_RECORDS SHOWN_
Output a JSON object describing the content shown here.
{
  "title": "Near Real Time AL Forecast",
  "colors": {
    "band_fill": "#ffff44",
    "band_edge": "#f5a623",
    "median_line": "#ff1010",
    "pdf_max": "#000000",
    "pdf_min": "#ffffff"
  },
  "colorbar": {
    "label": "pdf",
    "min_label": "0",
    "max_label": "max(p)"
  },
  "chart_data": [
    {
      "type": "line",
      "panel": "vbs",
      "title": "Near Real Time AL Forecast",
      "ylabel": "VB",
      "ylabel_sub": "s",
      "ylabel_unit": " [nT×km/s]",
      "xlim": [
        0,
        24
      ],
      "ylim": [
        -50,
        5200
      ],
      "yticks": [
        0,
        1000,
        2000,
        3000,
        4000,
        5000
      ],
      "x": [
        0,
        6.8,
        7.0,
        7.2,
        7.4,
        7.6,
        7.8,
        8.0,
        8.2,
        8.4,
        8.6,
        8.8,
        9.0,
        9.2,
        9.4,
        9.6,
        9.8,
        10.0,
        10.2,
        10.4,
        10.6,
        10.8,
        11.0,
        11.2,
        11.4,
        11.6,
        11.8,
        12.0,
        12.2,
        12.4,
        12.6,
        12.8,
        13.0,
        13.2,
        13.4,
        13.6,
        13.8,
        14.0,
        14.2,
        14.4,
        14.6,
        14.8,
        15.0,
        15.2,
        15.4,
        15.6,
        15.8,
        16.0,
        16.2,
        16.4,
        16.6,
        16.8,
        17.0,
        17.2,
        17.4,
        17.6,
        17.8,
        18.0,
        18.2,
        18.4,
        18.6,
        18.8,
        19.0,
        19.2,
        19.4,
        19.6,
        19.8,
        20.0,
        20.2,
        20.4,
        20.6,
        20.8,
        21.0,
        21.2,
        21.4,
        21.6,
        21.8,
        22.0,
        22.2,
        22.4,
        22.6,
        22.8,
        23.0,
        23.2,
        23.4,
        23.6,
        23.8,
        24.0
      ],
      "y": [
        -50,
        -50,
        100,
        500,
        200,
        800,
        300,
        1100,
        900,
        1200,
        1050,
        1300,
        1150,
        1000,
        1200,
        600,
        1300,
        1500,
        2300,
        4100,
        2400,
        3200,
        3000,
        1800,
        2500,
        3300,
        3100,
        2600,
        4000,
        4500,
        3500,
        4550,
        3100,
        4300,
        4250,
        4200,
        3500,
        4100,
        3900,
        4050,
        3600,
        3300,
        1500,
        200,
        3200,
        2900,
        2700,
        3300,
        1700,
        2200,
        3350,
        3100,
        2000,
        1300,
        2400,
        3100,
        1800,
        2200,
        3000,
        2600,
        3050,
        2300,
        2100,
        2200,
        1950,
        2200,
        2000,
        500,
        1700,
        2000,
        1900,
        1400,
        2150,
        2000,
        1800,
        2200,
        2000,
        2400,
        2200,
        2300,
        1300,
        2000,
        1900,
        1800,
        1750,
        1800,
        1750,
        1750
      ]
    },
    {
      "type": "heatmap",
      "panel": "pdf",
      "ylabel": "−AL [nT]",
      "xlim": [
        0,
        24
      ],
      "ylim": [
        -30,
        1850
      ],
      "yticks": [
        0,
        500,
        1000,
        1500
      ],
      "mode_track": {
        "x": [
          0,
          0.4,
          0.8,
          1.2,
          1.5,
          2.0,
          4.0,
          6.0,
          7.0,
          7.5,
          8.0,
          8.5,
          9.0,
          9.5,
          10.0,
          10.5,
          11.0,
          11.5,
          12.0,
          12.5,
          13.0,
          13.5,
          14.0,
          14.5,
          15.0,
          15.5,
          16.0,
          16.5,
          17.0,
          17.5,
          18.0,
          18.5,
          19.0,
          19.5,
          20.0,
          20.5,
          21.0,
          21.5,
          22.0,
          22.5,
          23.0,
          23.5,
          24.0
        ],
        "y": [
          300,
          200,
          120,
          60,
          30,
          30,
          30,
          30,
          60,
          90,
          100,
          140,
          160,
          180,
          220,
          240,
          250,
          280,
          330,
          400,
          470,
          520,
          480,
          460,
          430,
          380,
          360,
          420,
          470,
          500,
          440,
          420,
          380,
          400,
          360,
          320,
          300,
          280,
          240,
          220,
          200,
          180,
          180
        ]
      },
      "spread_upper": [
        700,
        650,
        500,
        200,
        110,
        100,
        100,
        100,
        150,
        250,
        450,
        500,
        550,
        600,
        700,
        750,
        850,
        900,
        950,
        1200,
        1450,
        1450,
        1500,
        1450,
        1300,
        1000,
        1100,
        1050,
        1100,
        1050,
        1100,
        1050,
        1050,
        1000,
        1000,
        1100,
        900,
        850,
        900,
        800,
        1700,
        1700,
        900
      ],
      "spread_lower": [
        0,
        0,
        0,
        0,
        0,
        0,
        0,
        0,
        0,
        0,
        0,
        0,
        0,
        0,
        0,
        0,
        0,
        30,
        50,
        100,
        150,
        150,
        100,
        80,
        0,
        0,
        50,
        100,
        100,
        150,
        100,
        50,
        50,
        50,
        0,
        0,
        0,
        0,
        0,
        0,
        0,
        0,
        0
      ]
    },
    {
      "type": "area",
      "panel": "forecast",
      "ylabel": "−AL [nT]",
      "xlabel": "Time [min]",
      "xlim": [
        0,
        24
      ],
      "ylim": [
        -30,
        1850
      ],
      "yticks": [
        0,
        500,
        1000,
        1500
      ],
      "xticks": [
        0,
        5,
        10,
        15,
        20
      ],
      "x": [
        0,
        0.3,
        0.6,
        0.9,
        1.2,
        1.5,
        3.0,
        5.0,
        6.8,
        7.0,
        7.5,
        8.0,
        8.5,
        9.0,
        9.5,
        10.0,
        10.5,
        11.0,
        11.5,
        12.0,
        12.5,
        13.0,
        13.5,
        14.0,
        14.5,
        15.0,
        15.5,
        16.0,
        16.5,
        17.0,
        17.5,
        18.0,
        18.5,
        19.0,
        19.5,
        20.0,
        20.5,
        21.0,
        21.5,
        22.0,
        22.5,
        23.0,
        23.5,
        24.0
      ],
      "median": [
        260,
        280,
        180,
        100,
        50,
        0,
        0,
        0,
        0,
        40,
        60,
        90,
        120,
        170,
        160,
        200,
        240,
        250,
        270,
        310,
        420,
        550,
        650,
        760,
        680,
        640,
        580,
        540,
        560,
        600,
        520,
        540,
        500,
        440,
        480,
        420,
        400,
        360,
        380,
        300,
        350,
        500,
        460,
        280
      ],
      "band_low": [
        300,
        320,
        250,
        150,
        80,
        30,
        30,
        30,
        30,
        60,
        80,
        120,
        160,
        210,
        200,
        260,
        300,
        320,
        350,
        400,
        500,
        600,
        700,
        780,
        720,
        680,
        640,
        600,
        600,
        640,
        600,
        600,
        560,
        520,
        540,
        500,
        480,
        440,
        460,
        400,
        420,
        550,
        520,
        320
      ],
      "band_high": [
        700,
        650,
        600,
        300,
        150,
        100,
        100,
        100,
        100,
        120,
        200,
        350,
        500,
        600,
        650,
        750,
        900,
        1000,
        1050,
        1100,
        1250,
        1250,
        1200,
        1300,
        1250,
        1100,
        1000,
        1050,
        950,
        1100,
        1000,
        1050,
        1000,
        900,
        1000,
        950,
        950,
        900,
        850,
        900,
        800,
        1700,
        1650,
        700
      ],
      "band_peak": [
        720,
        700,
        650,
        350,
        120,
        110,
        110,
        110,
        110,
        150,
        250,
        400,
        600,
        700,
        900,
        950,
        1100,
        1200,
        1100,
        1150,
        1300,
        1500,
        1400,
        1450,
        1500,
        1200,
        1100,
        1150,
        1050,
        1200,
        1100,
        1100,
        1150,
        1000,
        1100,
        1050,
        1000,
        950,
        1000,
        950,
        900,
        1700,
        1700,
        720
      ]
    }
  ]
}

_EXERCISE_
Tally the lines of the data that hold the string "Near". Answer with the number and nothing more.

_COMPLETED TASK_
2